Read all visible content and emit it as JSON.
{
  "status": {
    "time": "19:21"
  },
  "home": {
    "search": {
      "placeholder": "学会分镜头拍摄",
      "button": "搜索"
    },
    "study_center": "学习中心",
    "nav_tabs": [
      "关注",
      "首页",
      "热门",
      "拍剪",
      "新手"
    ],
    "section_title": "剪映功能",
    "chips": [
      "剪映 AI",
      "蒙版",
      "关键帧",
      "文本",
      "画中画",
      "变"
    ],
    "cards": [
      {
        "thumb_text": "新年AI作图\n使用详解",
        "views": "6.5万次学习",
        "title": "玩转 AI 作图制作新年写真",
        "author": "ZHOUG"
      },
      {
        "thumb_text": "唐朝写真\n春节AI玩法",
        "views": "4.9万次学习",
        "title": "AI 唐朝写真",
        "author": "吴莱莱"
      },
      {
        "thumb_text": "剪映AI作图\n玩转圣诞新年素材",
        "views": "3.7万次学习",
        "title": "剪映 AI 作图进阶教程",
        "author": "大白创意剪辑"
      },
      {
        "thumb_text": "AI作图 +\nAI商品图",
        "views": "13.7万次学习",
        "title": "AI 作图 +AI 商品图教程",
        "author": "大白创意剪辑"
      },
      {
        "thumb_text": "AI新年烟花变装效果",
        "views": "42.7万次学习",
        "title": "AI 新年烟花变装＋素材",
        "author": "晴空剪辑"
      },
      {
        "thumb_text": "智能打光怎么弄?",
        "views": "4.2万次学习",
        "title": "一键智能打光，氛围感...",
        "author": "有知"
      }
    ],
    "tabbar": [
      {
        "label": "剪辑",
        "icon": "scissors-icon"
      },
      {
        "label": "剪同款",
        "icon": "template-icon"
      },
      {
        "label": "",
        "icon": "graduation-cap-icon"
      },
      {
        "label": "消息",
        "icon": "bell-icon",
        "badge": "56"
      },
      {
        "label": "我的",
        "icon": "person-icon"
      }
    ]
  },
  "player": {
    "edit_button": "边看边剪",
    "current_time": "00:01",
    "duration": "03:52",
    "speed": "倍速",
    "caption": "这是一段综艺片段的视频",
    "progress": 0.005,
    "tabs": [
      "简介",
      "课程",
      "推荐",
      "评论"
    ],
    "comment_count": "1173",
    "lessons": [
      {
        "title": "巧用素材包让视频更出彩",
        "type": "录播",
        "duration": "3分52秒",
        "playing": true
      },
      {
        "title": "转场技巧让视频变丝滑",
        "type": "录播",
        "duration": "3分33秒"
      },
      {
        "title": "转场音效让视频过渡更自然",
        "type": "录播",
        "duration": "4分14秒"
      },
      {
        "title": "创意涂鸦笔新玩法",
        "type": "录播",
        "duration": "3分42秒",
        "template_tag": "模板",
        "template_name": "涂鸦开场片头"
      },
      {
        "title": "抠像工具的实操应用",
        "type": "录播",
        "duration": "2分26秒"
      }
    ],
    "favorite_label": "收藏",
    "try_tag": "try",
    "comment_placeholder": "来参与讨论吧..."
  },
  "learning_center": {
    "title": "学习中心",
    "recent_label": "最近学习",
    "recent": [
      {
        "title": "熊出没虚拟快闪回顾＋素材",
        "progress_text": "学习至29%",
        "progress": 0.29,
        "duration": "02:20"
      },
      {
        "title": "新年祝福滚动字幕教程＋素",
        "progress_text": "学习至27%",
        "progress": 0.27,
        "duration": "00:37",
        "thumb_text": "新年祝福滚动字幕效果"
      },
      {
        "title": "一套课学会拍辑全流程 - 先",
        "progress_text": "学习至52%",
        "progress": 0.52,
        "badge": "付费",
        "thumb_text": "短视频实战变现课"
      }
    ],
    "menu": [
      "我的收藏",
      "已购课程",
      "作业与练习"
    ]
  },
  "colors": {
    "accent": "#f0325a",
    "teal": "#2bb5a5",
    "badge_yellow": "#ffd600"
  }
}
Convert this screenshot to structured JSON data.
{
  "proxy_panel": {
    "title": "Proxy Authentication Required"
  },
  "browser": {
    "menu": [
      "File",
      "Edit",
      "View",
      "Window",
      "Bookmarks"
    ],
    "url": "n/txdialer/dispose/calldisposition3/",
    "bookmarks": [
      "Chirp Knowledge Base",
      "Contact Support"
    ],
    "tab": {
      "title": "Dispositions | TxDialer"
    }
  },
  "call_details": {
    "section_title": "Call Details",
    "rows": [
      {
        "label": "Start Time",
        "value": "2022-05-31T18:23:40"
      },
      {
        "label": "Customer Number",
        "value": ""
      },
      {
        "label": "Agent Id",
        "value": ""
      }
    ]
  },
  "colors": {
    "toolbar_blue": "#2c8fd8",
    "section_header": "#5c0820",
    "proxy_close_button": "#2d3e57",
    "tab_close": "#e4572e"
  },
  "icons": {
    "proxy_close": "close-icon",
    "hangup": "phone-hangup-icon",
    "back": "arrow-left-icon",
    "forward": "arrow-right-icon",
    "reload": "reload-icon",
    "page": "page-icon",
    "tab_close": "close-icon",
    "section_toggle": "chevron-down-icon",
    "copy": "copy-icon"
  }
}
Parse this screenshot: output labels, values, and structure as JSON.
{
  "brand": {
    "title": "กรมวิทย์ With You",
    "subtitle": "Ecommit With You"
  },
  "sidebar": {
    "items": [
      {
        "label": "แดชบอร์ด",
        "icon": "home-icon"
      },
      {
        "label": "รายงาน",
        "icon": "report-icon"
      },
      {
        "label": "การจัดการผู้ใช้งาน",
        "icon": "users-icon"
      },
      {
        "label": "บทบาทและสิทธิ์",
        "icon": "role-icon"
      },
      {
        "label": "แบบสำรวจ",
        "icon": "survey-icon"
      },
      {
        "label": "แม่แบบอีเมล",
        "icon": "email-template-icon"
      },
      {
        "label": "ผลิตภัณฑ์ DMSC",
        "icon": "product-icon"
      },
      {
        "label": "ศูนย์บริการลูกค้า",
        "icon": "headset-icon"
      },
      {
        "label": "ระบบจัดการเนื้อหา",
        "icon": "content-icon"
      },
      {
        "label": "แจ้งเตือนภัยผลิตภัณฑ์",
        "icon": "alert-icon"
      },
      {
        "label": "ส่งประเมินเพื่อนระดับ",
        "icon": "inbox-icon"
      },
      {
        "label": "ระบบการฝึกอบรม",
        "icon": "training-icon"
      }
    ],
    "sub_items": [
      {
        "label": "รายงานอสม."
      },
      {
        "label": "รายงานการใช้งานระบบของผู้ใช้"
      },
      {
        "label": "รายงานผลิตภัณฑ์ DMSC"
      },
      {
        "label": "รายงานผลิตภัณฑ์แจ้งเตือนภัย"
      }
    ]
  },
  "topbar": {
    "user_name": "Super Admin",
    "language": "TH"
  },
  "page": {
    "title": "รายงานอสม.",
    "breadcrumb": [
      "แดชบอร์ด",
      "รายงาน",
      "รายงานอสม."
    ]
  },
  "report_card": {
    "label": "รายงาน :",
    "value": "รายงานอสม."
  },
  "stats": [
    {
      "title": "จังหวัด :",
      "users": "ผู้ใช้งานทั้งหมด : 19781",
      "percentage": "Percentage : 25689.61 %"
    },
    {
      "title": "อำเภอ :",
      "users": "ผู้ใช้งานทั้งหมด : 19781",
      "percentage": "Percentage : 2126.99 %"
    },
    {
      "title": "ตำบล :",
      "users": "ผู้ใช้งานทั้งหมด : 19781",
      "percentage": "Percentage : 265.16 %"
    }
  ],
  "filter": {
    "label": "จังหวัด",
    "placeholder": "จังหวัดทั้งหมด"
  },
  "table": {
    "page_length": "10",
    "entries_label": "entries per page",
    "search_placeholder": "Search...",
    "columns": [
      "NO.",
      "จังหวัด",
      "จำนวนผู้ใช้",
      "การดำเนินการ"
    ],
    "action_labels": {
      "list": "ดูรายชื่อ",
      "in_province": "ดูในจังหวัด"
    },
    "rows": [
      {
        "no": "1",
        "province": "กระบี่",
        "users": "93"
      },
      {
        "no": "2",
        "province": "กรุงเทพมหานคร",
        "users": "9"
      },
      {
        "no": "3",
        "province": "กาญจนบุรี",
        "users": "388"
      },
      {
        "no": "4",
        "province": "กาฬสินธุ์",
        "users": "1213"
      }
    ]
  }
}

**Request:** From the listing above, copy every line that holds the string "รายงานอสม".

**Solution for this problem:**
        "label": "รายงานอสม."
    "title": "รายงานอสม.",
      "รายงานอสม."
    "value": "รายงานอสม."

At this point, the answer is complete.